■ Record excerpts ■
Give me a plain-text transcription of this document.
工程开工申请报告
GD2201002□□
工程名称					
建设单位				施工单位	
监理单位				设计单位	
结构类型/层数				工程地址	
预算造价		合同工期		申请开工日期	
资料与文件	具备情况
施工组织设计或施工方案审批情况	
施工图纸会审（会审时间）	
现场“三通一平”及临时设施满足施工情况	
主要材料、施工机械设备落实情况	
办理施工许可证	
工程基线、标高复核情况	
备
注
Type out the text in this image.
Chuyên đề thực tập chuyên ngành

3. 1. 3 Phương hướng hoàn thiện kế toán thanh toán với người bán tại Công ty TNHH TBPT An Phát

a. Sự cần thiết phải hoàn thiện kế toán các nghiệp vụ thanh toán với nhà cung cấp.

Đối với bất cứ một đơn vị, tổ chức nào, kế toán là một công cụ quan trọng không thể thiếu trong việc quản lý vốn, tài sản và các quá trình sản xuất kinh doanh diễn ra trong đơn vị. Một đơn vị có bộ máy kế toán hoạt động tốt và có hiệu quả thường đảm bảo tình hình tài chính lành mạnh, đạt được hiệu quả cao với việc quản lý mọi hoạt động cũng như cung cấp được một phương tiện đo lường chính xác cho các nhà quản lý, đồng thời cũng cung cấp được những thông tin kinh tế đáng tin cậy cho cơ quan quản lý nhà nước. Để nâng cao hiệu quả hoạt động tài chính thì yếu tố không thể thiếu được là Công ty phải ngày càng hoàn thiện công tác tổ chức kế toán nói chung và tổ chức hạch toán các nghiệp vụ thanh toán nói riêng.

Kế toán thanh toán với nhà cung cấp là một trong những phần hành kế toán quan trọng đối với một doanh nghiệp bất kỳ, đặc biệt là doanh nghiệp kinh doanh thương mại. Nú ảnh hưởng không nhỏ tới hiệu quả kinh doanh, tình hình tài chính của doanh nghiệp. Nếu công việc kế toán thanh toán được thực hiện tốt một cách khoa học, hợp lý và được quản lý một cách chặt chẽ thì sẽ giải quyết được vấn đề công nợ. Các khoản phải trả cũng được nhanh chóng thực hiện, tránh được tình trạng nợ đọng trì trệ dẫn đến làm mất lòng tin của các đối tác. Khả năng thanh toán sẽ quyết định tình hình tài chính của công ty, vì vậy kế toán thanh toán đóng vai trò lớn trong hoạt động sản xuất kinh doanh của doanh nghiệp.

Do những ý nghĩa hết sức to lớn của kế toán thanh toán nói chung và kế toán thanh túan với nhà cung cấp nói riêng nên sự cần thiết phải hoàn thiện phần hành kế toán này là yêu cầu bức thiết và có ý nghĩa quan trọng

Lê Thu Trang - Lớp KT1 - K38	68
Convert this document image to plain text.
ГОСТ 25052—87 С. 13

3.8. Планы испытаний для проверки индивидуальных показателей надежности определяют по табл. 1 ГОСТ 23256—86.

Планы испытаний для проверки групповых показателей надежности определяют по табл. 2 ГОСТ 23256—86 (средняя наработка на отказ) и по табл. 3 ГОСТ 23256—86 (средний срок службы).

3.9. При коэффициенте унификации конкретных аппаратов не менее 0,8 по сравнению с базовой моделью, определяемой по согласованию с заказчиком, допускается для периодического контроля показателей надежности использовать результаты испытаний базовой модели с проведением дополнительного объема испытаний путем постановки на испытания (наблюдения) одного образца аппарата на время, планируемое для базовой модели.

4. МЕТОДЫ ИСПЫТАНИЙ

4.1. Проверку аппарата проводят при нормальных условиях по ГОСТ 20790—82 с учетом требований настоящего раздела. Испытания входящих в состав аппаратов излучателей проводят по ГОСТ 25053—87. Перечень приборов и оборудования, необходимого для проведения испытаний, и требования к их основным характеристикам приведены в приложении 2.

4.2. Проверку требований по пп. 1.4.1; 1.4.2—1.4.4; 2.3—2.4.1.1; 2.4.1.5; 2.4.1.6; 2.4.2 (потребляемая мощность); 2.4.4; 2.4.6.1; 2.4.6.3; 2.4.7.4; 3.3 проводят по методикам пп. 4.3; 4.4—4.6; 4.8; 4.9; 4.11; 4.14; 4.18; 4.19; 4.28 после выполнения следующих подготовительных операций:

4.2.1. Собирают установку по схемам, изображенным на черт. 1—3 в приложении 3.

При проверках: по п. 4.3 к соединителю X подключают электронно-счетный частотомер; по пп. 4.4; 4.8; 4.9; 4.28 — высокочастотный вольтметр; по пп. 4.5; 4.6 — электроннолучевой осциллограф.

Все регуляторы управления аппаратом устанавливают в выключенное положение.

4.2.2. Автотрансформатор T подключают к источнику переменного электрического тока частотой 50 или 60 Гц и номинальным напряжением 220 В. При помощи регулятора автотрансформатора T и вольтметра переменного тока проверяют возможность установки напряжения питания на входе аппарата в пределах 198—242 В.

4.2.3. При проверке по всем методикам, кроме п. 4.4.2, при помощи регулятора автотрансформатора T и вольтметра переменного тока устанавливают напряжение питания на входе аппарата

■ Set problem ■
Take the entries above and transcribe them exactly.

■ Output of the task ■
Give me a plain-text transcription of this document.
工程开工申请报告
GD2201002□□
工程名称					
建设单位				施工单位	
监理单位				设计单位	
结构类型/层数				工程地址	
预算造价		合同工期		申请开工日期	
资料与文件	具备情况
施工组织设计或施工方案审批情况	
施工图纸会审（会审时间）	
现场“三通一平”及临时设施满足施工情况	
主要材料、施工机械设备落实情况	
办理施工许可证	
工程基线、标高复核情况	
备
注
Type out the text in this image.
Chuyên đề thực tập chuyên ngành

3. 1. 3 Phương hướng hoàn thiện kế toán thanh toán với người bán tại Công ty TNHH TBPT An Phát

a. Sự cần thiết phải hoàn thiện kế toán các nghiệp vụ thanh toán với nhà cung cấp.

Đối với bất cứ một đơn vị, tổ chức nào, kế toán là một công cụ quan trọng không thể thiếu trong việc quản lý vốn, tài sản và các quá trình sản xuất kinh doanh diễn ra trong đơn vị. Một đơn vị có bộ máy kế toán hoạt động tốt và có hiệu quả thường đảm bảo tình hình tài chính lành mạnh, đạt được hiệu quả cao với việc quản lý mọi hoạt động cũng như cung cấp được một phương tiện đo lường chính xác cho các nhà quản lý, đồng thời cũng cung cấp được những thông tin kinh tế đáng tin cậy cho cơ quan quản lý nhà nước. Để nâng cao hiệu quả hoạt động tài chính thì yếu tố không thể thiếu được là Công ty phải ngày càng hoàn thiện công tác tổ chức kế toán nói chung và tổ chức hạch toán các nghiệp vụ thanh toán nói riêng.

Kế toán thanh toán với nhà cung cấp là một trong những phần hành kế toán quan trọng đối với một doanh nghiệp bất kỳ, đặc biệt là doanh nghiệp kinh doanh thương mại. Nú ảnh hưởng không nhỏ tới hiệu quả kinh doanh, tình hình tài chính của doanh nghiệp. Nếu công việc kế toán thanh toán được thực hiện tốt một cách khoa học, hợp lý và được quản lý một cách chặt chẽ thì sẽ giải quyết được vấn đề công nợ. Các khoản phải trả cũng được nhanh chóng thực hiện, tránh được tình trạng nợ đọng trì trệ dẫn đến làm mất lòng tin của các đối tác. Khả năng thanh toán sẽ quyết định tình hình tài chính của công ty, vì vậy kế toán thanh toán đóng vai trò lớn trong hoạt động sản xuất kinh doanh của doanh nghiệp.

Do những ý nghĩa hết sức to lớn của kế toán thanh toán nói chung và kế toán thanh túan với nhà cung cấp nói riêng nên sự cần thiết phải hoàn thiện phần hành kế toán này là yêu cầu bức thiết và có ý nghĩa quan trọng

Lê Thu Trang - Lớp KT1 - K38	68
Convert this document image to plain text.
ГОСТ 25052—87 С. 13

3.8. Планы испытаний для проверки индивидуальных показателей надежности определяют по табл. 1 ГОСТ 23256—86.

Планы испытаний для проверки групповых показателей надежности определяют по табл. 2 ГОСТ 23256—86 (средняя наработка на отказ) и по табл. 3 ГОСТ 23256—86 (средний срок службы).

3.9. При коэффициенте унификации конкретных аппаратов не менее 0,8 по сравнению с базовой моделью, определяемой по согласованию с заказчиком, допускается для периодического контроля показателей надежности использовать результаты испытаний базовой модели с проведением дополнительного объема испытаний путем постановки на испытания (наблюдения) одного образца аппарата на время, планируемое для базовой модели.

4. МЕТОДЫ ИСПЫТАНИЙ

4.1. Проверку аппарата проводят при нормальных условиях по ГОСТ 20790—82 с учетом требований настоящего раздела. Испытания входящих в состав аппаратов излучателей проводят по ГОСТ 25053—87. Перечень приборов и оборудования, необходимого для проведения испытаний, и требования к их основным характеристикам приведены в приложении 2.

4.2. Проверку требований по пп. 1.4.1; 1.4.2—1.4.4; 2.3—2.4.1.1; 2.4.1.5; 2.4.1.6; 2.4.2 (потребляемая мощность); 2.4.4; 2.4.6.1; 2.4.6.3; 2.4.7.4; 3.3 проводят по методикам пп. 4.3; 4.4—4.6; 4.8; 4.9; 4.11; 4.14; 4.18; 4.19; 4.28 после выполнения следующих подготовительных операций:

4.2.1. Собирают установку по схемам, изображенным на черт. 1—3 в приложении 3.

При проверках: по п. 4.3 к соединителю X подключают электронно-счетный частотомер; по пп. 4.4; 4.8; 4.9; 4.28 — высокочастотный вольтметр; по пп. 4.5; 4.6 — электроннолучевой осциллограф.

Все регуляторы управления аппаратом устанавливают в выключенное положение.

4.2.2. Автотрансформатор T подключают к источнику переменного электрического тока частотой 50 или 60 Гц и номинальным напряжением 220 В. При помощи регулятора автотрансформатора T и вольтметра переменного тока проверяют возможность установки напряжения питания на входе аппарата в пределах 198—242 В.

4.2.3. При проверке по всем методикам, кроме п. 4.4.2, при помощи регулятора автотрансформатора T и вольтметра переменного тока устанавливают напряжение питания на входе аппарата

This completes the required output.